WORK REQUIRED :: Wherever "Playlist" appears in a line, copy that line.
--- Begin TASK INPUT ---
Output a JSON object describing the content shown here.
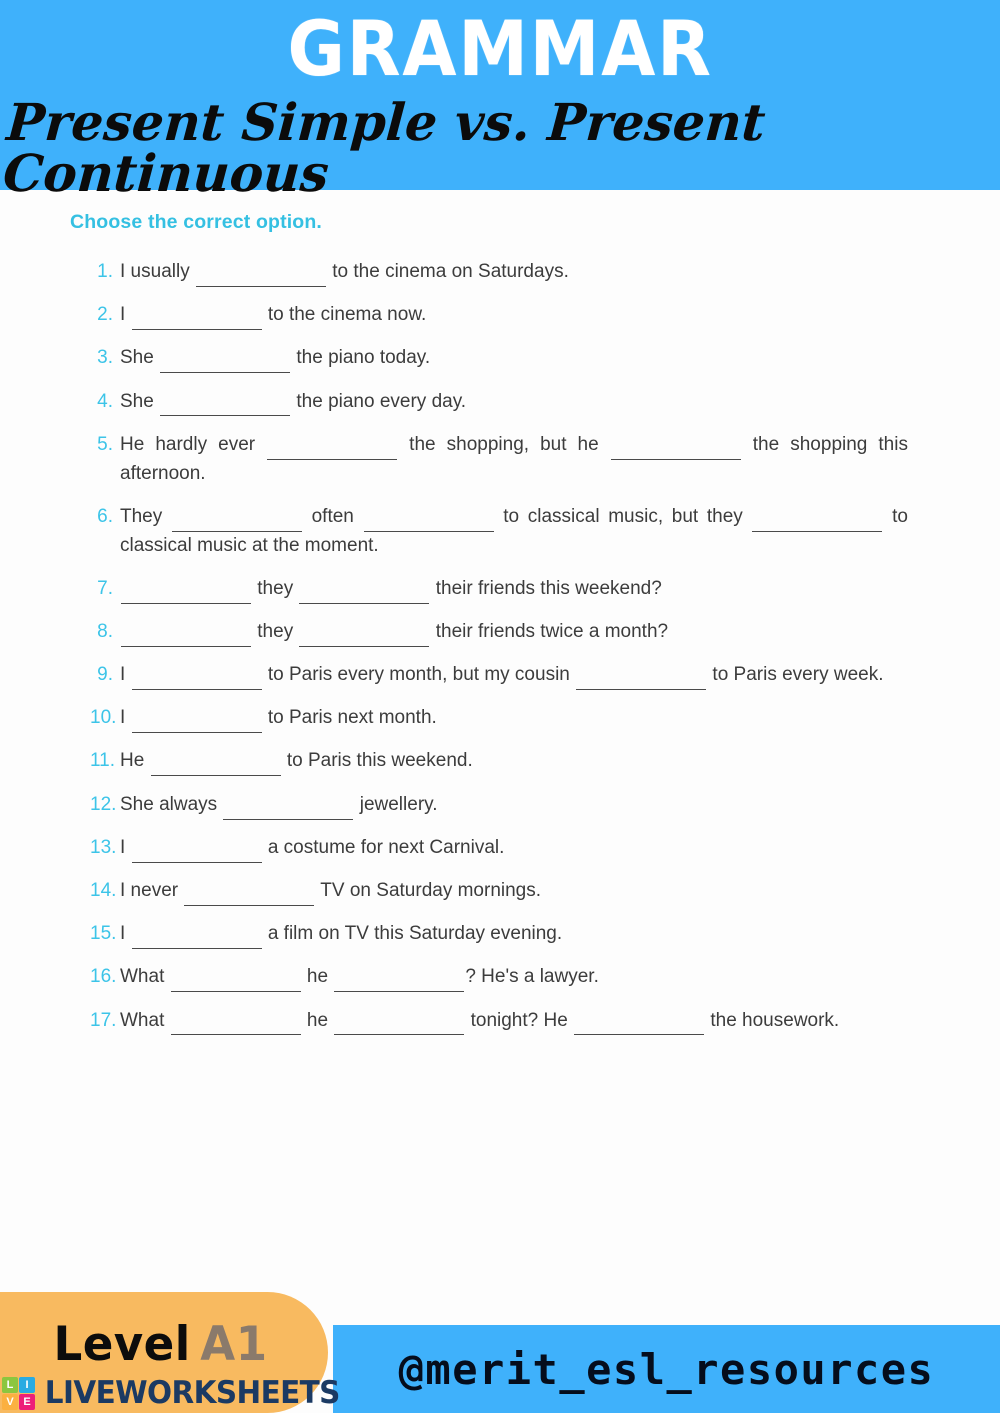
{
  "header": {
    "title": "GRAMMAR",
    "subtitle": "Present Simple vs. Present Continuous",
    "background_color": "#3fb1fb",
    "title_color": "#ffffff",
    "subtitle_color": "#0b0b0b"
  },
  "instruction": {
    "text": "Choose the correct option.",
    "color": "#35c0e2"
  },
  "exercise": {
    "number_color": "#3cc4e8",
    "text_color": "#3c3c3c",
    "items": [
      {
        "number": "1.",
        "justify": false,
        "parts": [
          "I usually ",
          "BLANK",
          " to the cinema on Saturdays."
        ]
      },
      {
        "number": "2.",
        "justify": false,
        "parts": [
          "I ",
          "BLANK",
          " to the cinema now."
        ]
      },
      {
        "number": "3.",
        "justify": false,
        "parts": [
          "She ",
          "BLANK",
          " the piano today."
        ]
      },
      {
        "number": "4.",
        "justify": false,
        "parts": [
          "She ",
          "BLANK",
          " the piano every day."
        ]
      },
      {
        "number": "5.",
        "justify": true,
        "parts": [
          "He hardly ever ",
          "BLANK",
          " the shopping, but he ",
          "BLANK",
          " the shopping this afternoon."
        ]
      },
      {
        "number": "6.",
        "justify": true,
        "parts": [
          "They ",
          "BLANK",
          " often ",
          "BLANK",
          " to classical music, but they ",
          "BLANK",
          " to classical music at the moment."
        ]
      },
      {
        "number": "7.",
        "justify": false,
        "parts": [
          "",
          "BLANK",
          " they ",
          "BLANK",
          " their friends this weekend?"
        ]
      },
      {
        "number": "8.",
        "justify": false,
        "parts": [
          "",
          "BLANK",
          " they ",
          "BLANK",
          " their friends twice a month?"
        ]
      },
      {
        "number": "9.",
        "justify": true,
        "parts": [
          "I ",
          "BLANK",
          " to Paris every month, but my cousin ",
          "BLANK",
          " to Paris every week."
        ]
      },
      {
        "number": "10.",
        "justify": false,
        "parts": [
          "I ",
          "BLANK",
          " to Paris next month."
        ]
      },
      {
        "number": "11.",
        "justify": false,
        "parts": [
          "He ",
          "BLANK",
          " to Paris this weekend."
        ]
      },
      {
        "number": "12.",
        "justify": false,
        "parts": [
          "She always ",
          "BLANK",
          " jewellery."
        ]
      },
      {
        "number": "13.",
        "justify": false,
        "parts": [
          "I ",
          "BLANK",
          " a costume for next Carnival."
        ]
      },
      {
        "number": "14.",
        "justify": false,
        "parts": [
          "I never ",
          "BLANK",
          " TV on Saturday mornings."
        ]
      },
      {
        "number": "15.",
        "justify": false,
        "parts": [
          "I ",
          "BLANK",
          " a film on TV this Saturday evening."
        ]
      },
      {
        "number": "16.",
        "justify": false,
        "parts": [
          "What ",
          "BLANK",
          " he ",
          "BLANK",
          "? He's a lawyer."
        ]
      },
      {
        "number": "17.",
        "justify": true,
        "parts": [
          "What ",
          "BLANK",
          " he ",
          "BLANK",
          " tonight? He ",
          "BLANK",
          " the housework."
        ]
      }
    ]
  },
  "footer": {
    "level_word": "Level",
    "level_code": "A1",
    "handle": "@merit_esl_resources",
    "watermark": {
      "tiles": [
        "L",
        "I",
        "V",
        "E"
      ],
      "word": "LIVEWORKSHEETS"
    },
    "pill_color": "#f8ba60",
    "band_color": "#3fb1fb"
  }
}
--- End TASK INPUT ---
--- Begin TASK INPUT ---
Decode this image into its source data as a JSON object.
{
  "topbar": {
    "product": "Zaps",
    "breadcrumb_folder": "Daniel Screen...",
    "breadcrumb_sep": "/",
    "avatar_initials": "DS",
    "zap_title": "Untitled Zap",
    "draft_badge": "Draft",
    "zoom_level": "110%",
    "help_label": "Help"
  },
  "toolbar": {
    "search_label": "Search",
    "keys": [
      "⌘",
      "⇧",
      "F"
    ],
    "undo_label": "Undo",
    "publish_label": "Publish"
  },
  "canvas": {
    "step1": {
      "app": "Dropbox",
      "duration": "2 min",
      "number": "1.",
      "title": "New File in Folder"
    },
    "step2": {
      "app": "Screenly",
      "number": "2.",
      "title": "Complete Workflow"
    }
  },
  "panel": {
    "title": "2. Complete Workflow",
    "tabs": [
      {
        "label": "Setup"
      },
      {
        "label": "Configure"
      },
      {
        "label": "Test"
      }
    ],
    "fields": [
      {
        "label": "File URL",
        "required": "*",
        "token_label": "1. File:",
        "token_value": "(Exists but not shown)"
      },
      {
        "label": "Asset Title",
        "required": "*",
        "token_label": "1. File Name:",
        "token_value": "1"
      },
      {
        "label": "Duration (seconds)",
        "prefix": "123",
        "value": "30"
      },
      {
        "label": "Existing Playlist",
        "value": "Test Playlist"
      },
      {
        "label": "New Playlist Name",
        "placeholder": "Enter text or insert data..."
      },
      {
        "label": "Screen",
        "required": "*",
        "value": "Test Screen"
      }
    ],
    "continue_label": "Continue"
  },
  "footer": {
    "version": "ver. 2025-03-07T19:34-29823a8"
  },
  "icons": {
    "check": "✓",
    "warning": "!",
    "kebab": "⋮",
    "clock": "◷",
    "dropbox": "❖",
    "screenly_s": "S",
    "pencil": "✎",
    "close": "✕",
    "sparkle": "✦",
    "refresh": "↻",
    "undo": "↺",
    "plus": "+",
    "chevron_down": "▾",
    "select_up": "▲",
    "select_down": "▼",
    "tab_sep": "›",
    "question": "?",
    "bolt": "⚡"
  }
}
--- End TASK INPUT ---
TASK OUTPUT ::
        "label": "Existing Playlist",
        "value": "Test Playlist"
        "label": "New Playlist Name",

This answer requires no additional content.